Write out all of the entries exactly, please.

■ ■ ■ ■

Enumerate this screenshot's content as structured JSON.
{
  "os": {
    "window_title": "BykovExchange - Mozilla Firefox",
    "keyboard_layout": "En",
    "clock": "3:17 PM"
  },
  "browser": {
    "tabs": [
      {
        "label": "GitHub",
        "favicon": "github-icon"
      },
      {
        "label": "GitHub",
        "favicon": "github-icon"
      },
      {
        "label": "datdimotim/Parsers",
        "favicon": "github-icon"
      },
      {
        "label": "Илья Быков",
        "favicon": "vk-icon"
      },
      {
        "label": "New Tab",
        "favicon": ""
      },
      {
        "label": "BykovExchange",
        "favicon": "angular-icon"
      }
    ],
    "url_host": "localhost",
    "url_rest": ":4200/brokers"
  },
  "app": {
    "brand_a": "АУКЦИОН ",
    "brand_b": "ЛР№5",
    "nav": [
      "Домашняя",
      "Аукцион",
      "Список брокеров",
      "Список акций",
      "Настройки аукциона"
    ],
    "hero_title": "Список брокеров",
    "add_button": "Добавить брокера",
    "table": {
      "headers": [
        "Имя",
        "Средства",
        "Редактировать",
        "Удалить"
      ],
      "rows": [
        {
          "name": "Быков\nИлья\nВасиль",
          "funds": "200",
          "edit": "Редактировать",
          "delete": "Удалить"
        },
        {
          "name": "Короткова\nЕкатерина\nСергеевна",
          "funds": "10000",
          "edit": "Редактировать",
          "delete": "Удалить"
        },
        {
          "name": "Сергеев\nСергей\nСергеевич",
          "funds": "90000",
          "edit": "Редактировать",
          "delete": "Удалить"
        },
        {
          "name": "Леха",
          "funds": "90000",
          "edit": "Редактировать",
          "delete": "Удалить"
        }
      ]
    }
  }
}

■ ■ ■ ■

- Task solution:
Enumerate this screenshot's content as structured JSON.
{
  "os": {
    "window_title": "BykovExchange - Mozilla Firefox",
    "keyboard_layout": "En",
    "clock": "3:17 PM"
  },
  "browser": {
    "tabs": [
      {
        "label": "GitHub",
        "favicon": "github-icon"
      },
      {
        "label": "GitHub",
        "favicon": "github-icon"
      },
      {
        "label": "datdimotim/Parsers",
        "favicon": "github-icon"
      },
      {
        "label": "Илья Быков",
        "favicon": "vk-icon"
      },
      {
        "label": "New Tab",
        "favicon": ""
      },
      {
        "label": "BykovExchange",
        "favicon": "angular-icon"
      }
    ],
    "url_host": "localhost",
    "url_rest": ":4200/brokers"
  },
  "app": {
    "brand_a": "АУКЦИОН ",
    "brand_b": "ЛР№5",
    "nav": [
      "Домашняя",
      "Аукцион",
      "Список брокеров",
      "Список акций",
      "Настройки аукциона"
    ],
    "hero_title": "Список брокеров",
    "add_button": "Добавить брокера",
    "table": {
      "headers": [
        "Имя",
        "Средства",
        "Редактировать",
        "Удалить"
      ],
      "rows": [
        {
          "name": "Быков\nИлья\nВасиль",
          "funds": "200",
          "edit": "Редактировать",
          "delete": "Удалить"
        },
        {
          "name": "Короткова\nЕкатерина\nСергеевна",
          "funds": "10000",
          "edit": "Редактировать",
          "delete": "Удалить"
        },
        {
          "name": "Сергеев\nСергей\nСергеевич",
          "funds": "90000",
          "edit": "Редактировать",
          "delete": "Удалить"
        },
        {
          "name": "Леха",
          "funds": "90000",
          "edit": "Редактировать",
          "delete": "Удалить"
        }
      ]
    }
  }
}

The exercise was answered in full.